-- BEGIN Dataset excerpts --

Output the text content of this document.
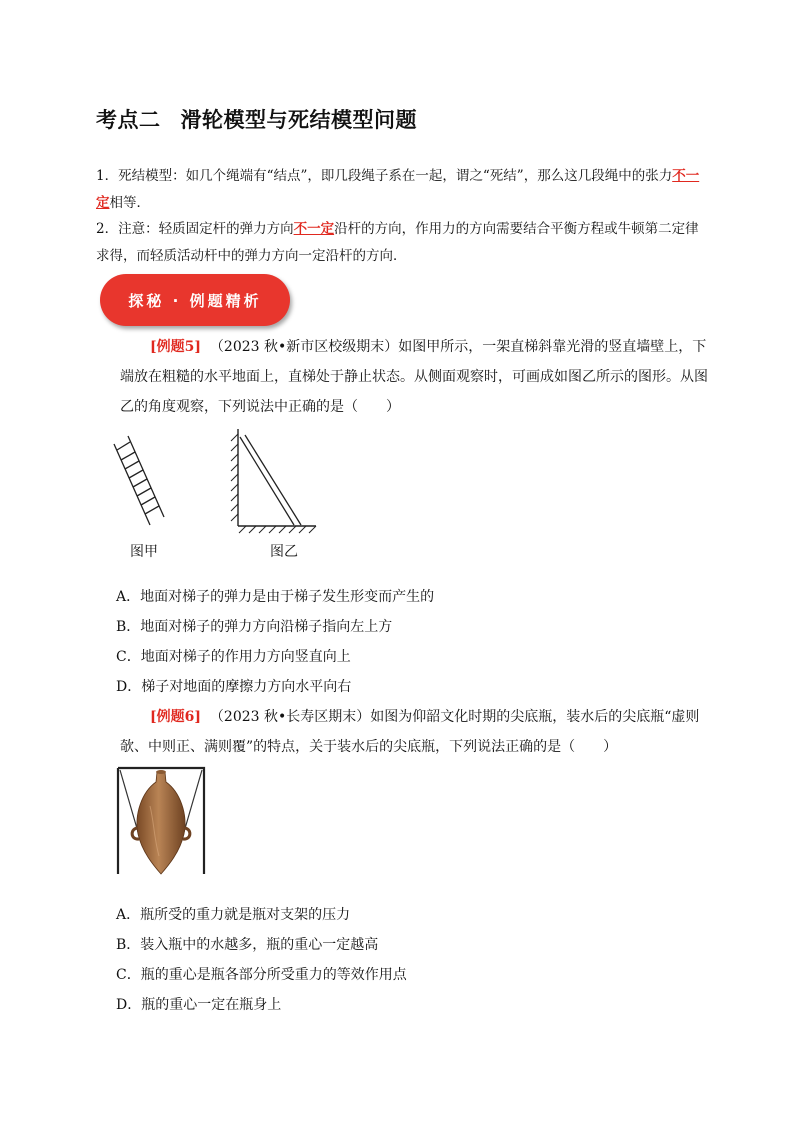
考点二 滑轮模型与死结模型问题
1．死结模型：如几个绳端有“结点”，即几段绳子系在一起，谓之“死结”，那么这几段绳中的张力不一定相等．
2．注意：轻质固定杆的弹力方向不一定沿杆的方向，作用力的方向需要结合平衡方程或牛顿第二定律求得，而轻质活动杆中的弹力方向一定沿杆的方向．
探秘 · 例题精析
[例题5] （2023 秋•新市区校级期末）如图甲所示，一架直梯斜靠光滑的竖直墙壁上，下端放在粗糙的水平地面上，直梯处于静止状态。从侧面观察时，可画成如图乙所示的图形。从图乙的角度观察，下列说法中正确的是（　　）
图甲	图乙
A．地面对梯子的弹力是由于梯子发生形变而产生的
B．地面对梯子的弹力方向沿梯子指向左上方
C．地面对梯子的作用力方向竖直向上
D．梯子对地面的摩擦力方向水平向右
[例题6] （2023 秋•长寿区期末）如图为仰韶文化时期的尖底瓶，装水后的尖底瓶“虚则欹、中则正、满则覆”的特点，关于装水后的尖底瓶，下列说法正确的是（　　）
A．瓶所受的重力就是瓶对支架的压力
B．装入瓶中的水越多，瓶的重心一定越高
C．瓶的重心是瓶各部分所受重力的等效作用点
D．瓶的重心一定在瓶身上
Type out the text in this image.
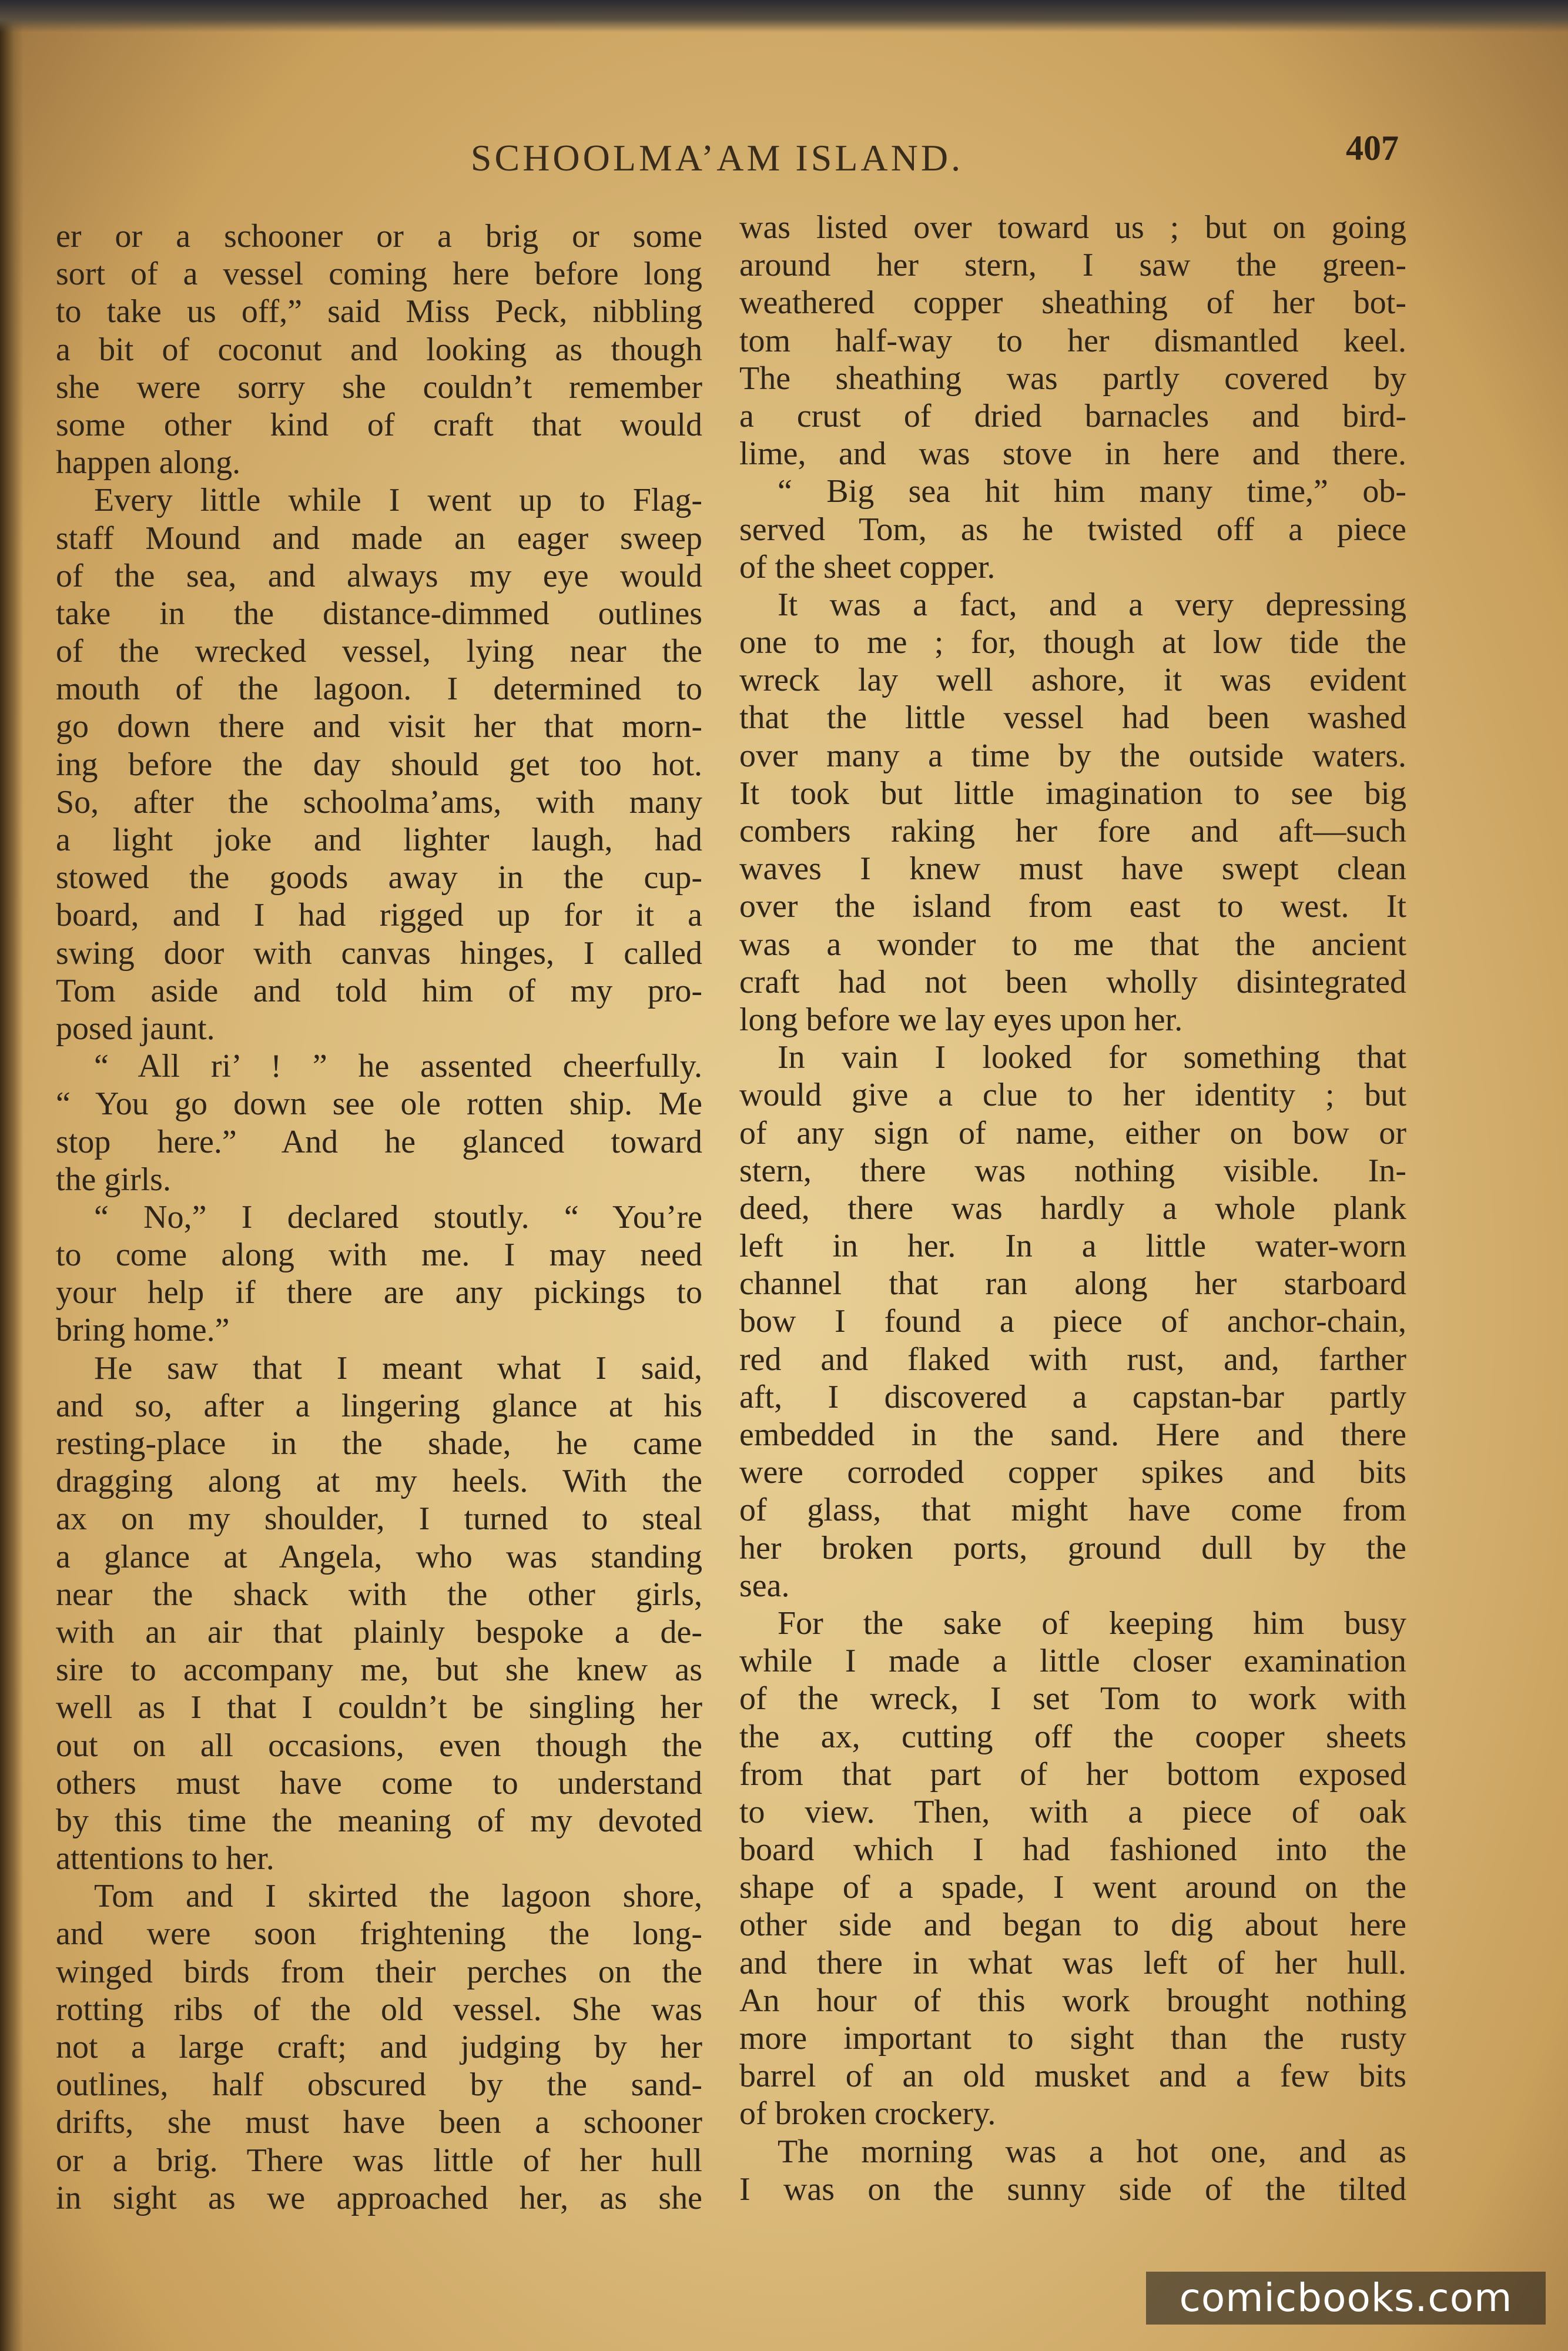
SCHOOLMA’AM ISLAND.	407
er or a schooner or a brig or some
sort of a vessel coming here before long
to take us off,” said Miss Peck, nibbling
a bit of coconut and looking as though
she were sorry she couldn’t remember
some other kind of craft that would
happen along.
Every little while I went up to Flag-
staff Mound and made an eager sweep
of the sea, and always my eye would
take in the distance-dimmed outlines
of the wrecked vessel, lying near the
mouth of the lagoon. I determined to
go down there and visit her that morn-
ing before the day should get too hot.
So, after the schoolma’ams, with many
a light joke and lighter laugh, had
stowed the goods away in the cup-
board, and I had rigged up for it a
swing door with canvas hinges, I called
Tom aside and told him of my pro-
posed jaunt.
“ All ri’ ! ” he assented cheerfully.
“ You go down see ole rotten ship. Me
stop here.” And he glanced toward
the girls.
“ No,” I declared stoutly. “ You’re
to come along with me. I may need
your help if there are any pickings to
bring home.”
He saw that I meant what I said,
and so, after a lingering glance at his
resting-place in the shade, he came
dragging along at my heels. With the
ax on my shoulder, I turned to steal
a glance at Angela, who was standing
near the shack with the other girls,
with an air that plainly bespoke a de-
sire to accompany me, but she knew as
well as I that I couldn’t be singling her
out on all occasions, even though the
others must have come to understand
by this time the meaning of my devoted
attentions to her.
Tom and I skirted the lagoon shore,
and were soon frightening the long-
winged birds from their perches on the
rotting ribs of the old vessel. She was
not a large craft; and judging by her
outlines, half obscured by the sand-
drifts, she must have been a schooner
or a brig. There was little of her hull
in sight as we approached her, as she
was listed over toward us ; but on going
around her stern, I saw the green-
weathered copper sheathing of her bot-
tom half-way to her dismantled keel.
The sheathing was partly covered by
a crust of dried barnacles and bird-
lime, and was stove in here and there.
“ Big sea hit him many time,” ob-
served Tom, as he twisted off a piece
of the sheet copper.
It was a fact, and a very depressing
one to me ; for, though at low tide the
wreck lay well ashore, it was evident
that the little vessel had been washed
over many a time by the outside waters.
It took but little imagination to see big
combers raking her fore and aft—such
waves I knew must have swept clean
over the island from east to west. It
was a wonder to me that the ancient
craft had not been wholly disintegrated
long before we lay eyes upon her.
In vain I looked for something that
would give a clue to her identity ; but
of any sign of name, either on bow or
stern, there was nothing visible. In-
deed, there was hardly a whole plank
left in her. In a little water-worn
channel that ran along her starboard
bow I found a piece of anchor-chain,
red and flaked with rust, and, farther
aft, I discovered a capstan-bar partly
embedded in the sand. Here and there
were corroded copper spikes and bits
of glass, that might have come from
her broken ports, ground dull by the
sea.
For the sake of keeping him busy
while I made a little closer examination
of the wreck, I set Tom to work with
the ax, cutting off the cooper sheets
from that part of her bottom exposed
to view. Then, with a piece of oak
board which I had fashioned into the
shape of a spade, I went around on the
other side and began to dig about here
and there in what was left of her hull.
An hour of this work brought nothing
more important to sight than the rusty
barrel of an old musket and a few bits
of broken crockery.
The morning was a hot one, and as
I was on the sunny side of the tilted
comicbooks.com
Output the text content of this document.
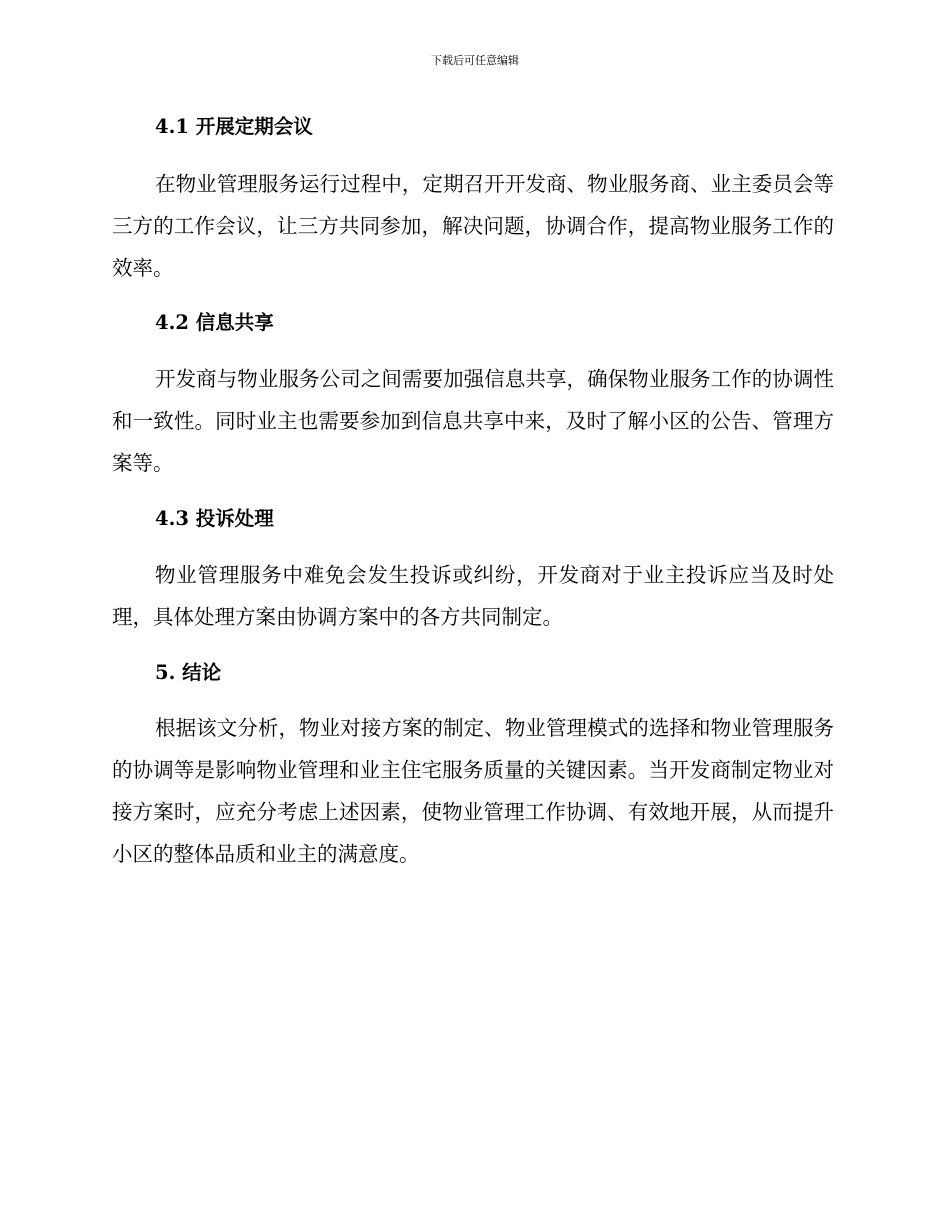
下载后可任意编辑
4.1 开展定期会议

在物业管理服务运行过程中，定期召开开发商、物业服务商、业主委员会等三方的工作会议，让三方共同参加，解决问题，协调合作，提高物业服务工作的效率。

4.2 信息共享

开发商与物业服务公司之间需要加强信息共享，确保物业服务工作的协调性和一致性。同时业主也需要参加到信息共享中来，及时了解小区的公告、管理方案等。

4.3 投诉处理

物业管理服务中难免会发生投诉或纠纷，开发商对于业主投诉应当及时处理，具体处理方案由协调方案中的各方共同制定。

5. 结论

根据该文分析，物业对接方案的制定、物业管理模式的选择和物业管理服务的协调等是影响物业管理和业主住宅服务质量的关键因素。当开发商制定物业对接方案时，应充分考虑上述因素，使物业管理工作协调、有效地开展，从而提升小区的整体品质和业主的满意度。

-- END Dataset excerpts --

§ Task directions
None of the pictures should appear; repeat the records exactly otherwise.

§ Task output
Output the text content of this document.
考点二 滑轮模型与死结模型问题
1．死结模型：如几个绳端有“结点”，即几段绳子系在一起，谓之“死结”，那么这几段绳中的张力不一定相等．
2．注意：轻质固定杆的弹力方向不一定沿杆的方向，作用力的方向需要结合平衡方程或牛顿第二定律求得，而轻质活动杆中的弹力方向一定沿杆的方向．
探秘 · 例题精析
[例题5] （2023 秋•新市区校级期末）如图甲所示，一架直梯斜靠光滑的竖直墙壁上，下端放在粗糙的水平地面上，直梯处于静止状态。从侧面观察时，可画成如图乙所示的图形。从图乙的角度观察，下列说法中正确的是（　　）
图甲	图乙
A．地面对梯子的弹力是由于梯子发生形变而产生的
B．地面对梯子的弹力方向沿梯子指向左上方
C．地面对梯子的作用力方向竖直向上
D．梯子对地面的摩擦力方向水平向右
[例题6] （2023 秋•长寿区期末）如图为仰韶文化时期的尖底瓶，装水后的尖底瓶“虚则欹、中则正、满则覆”的特点，关于装水后的尖底瓶，下列说法正确的是（　　）
A．瓶所受的重力就是瓶对支架的压力
B．装入瓶中的水越多，瓶的重心一定越高
C．瓶的重心是瓶各部分所受重力的等效作用点
D．瓶的重心一定在瓶身上
Type out the text in this image.
SCHOOLMA’AM ISLAND.	407
er or a schooner or a brig or some
sort of a vessel coming here before long
to take us off,” said Miss Peck, nibbling
a bit of coconut and looking as though
she were sorry she couldn’t remember
some other kind of craft that would
happen along.
Every little while I went up to Flag-
staff Mound and made an eager sweep
of the sea, and always my eye would
take in the distance-dimmed outlines
of the wrecked vessel, lying near the
mouth of the lagoon. I determined to
go down there and visit her that morn-
ing before the day should get too hot.
So, after the schoolma’ams, with many
a light joke and lighter laugh, had
stowed the goods away in the cup-
board, and I had rigged up for it a
swing door with canvas hinges, I called
Tom aside and told him of my pro-
posed jaunt.
“ All ri’ ! ” he assented cheerfully.
“ You go down see ole rotten ship. Me
stop here.” And he glanced toward
the girls.
“ No,” I declared stoutly. “ You’re
to come along with me. I may need
your help if there are any pickings to
bring home.”
He saw that I meant what I said,
and so, after a lingering glance at his
resting-place in the shade, he came
dragging along at my heels. With the
ax on my shoulder, I turned to steal
a glance at Angela, who was standing
near the shack with the other girls,
with an air that plainly bespoke a de-
sire to accompany me, but she knew as
well as I that I couldn’t be singling her
out on all occasions, even though the
others must have come to understand
by this time the meaning of my devoted
attentions to her.
Tom and I skirted the lagoon shore,
and were soon frightening the long-
winged birds from their perches on the
rotting ribs of the old vessel. She was
not a large craft; and judging by her
outlines, half obscured by the sand-
drifts, she must have been a schooner
or a brig. There was little of her hull
in sight as we approached her, as she
was listed over toward us ; but on going
around her stern, I saw the green-
weathered copper sheathing of her bot-
tom half-way to her dismantled keel.
The sheathing was partly covered by
a crust of dried barnacles and bird-
lime, and was stove in here and there.
“ Big sea hit him many time,” ob-
served Tom, as he twisted off a piece
of the sheet copper.
It was a fact, and a very depressing
one to me ; for, though at low tide the
wreck lay well ashore, it was evident
that the little vessel had been washed
over many a time by the outside waters.
It took but little imagination to see big
combers raking her fore and aft—such
waves I knew must have swept clean
over the island from east to west. It
was a wonder to me that the ancient
craft had not been wholly disintegrated
long before we lay eyes upon her.
In vain I looked for something that
would give a clue to her identity ; but
of any sign of name, either on bow or
stern, there was nothing visible. In-
deed, there was hardly a whole plank
left in her. In a little water-worn
channel that ran along her starboard
bow I found a piece of anchor-chain,
red and flaked with rust, and, farther
aft, I discovered a capstan-bar partly
embedded in the sand. Here and there
were corroded copper spikes and bits
of glass, that might have come from
her broken ports, ground dull by the
sea.
For the sake of keeping him busy
while I made a little closer examination
of the wreck, I set Tom to work with
the ax, cutting off the cooper sheets
from that part of her bottom exposed
to view. Then, with a piece of oak
board which I had fashioned into the
shape of a spade, I went around on the
other side and began to dig about here
and there in what was left of her hull.
An hour of this work brought nothing
more important to sight than the rusty
barrel of an old musket and a few bits
of broken crockery.
The morning was a hot one, and as
I was on the sunny side of the tilted
comicbooks.com
Output the text content of this document.
下载后可任意编辑
4.1 开展定期会议

在物业管理服务运行过程中，定期召开开发商、物业服务商、业主委员会等三方的工作会议，让三方共同参加，解决问题，协调合作，提高物业服务工作的效率。

4.2 信息共享

开发商与物业服务公司之间需要加强信息共享，确保物业服务工作的协调性和一致性。同时业主也需要参加到信息共享中来，及时了解小区的公告、管理方案等。

4.3 投诉处理

物业管理服务中难免会发生投诉或纠纷，开发商对于业主投诉应当及时处理，具体处理方案由协调方案中的各方共同制定。

5. 结论

根据该文分析，物业对接方案的制定、物业管理模式的选择和物业管理服务的协调等是影响物业管理和业主住宅服务质量的关键因素。当开发商制定物业对接方案时，应充分考虑上述因素，使物业管理工作协调、有效地开展，从而提升小区的整体品质和业主的满意度。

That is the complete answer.